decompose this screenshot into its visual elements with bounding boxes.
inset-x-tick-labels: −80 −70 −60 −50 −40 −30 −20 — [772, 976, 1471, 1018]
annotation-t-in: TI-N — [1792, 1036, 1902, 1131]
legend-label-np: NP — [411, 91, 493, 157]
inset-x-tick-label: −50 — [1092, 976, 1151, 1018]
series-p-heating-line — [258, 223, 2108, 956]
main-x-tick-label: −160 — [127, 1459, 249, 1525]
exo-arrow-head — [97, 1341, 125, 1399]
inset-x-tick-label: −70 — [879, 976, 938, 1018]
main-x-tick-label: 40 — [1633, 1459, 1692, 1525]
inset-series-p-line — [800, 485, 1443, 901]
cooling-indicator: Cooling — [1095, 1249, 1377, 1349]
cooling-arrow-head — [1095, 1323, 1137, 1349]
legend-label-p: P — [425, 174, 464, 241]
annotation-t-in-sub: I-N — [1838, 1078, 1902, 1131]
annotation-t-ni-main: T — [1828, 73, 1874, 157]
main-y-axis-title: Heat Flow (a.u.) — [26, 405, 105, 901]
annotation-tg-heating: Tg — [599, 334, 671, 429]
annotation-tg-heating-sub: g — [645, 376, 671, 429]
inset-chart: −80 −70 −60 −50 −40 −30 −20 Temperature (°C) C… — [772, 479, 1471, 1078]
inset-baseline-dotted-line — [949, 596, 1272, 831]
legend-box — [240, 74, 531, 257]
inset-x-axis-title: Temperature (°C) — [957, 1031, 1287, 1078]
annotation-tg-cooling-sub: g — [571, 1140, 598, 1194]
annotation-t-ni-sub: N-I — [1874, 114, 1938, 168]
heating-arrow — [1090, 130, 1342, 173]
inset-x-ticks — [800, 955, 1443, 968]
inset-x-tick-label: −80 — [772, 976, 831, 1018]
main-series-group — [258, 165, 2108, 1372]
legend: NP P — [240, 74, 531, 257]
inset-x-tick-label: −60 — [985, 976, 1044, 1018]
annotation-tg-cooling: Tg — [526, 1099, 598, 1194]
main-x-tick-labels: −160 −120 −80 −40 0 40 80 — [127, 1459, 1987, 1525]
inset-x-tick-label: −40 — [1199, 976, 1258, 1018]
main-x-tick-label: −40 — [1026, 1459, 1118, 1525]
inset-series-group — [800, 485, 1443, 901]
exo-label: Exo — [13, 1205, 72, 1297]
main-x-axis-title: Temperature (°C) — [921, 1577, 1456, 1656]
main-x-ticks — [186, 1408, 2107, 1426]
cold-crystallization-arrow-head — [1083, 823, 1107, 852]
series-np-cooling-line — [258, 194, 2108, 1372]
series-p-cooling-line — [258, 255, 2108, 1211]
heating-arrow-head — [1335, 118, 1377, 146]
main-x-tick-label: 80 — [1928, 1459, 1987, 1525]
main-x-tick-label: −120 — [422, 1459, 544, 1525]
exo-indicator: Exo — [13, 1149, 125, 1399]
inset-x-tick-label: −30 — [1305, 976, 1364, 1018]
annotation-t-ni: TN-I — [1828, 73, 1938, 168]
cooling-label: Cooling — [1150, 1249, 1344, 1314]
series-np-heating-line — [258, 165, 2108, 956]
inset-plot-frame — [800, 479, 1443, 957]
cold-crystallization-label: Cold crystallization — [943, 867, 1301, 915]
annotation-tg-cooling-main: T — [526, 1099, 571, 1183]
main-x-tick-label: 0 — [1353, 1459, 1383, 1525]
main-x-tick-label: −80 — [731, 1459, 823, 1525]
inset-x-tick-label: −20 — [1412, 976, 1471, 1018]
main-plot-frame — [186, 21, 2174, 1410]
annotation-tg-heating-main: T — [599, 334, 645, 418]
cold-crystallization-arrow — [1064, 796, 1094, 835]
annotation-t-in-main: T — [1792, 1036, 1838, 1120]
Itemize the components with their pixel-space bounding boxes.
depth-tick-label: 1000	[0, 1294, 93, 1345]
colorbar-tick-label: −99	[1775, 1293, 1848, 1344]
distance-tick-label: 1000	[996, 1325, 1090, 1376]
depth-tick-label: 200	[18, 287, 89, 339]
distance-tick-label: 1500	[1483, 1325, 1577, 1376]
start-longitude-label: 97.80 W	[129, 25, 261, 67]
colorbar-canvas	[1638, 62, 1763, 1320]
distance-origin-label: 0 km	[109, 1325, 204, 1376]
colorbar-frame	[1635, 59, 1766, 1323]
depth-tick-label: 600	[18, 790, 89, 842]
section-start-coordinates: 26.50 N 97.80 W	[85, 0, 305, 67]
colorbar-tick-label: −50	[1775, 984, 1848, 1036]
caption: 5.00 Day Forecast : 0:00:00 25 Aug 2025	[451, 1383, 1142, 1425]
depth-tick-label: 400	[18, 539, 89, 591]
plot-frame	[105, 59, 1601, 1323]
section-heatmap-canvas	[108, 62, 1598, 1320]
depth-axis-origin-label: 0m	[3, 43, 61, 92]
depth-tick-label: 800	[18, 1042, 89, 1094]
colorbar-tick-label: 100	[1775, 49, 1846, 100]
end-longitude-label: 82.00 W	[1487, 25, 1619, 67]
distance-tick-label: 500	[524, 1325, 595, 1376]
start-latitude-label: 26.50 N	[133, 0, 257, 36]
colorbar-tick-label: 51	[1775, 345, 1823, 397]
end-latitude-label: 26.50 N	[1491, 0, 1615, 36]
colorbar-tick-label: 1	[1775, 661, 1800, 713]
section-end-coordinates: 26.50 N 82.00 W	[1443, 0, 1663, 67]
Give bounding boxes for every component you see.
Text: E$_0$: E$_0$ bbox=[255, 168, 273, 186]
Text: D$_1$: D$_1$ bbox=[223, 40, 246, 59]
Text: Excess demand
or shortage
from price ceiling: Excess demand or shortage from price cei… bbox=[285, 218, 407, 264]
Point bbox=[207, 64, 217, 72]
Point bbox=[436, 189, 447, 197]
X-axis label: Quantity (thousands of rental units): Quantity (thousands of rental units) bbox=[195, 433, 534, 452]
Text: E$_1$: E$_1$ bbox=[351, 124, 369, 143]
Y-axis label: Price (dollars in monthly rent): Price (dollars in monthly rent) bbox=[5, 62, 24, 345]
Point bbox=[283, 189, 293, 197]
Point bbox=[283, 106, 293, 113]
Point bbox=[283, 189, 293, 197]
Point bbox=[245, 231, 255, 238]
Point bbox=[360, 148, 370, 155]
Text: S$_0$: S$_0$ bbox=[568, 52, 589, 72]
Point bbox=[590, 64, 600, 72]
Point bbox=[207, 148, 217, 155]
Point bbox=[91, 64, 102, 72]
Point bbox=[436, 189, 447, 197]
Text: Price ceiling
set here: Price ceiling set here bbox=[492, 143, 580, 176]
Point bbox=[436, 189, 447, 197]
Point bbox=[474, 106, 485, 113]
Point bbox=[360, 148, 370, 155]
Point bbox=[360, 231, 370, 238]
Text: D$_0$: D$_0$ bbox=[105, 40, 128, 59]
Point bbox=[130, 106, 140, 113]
━━━━━━━━━━━━━━━━━━━━━━━━━━━━━━
=== WHAT TO WORK ON ===
Count the lines in the rows above that contain the string "section", with case counting. Give only the number.

=== RESULT OF THE EXERCISE ===
3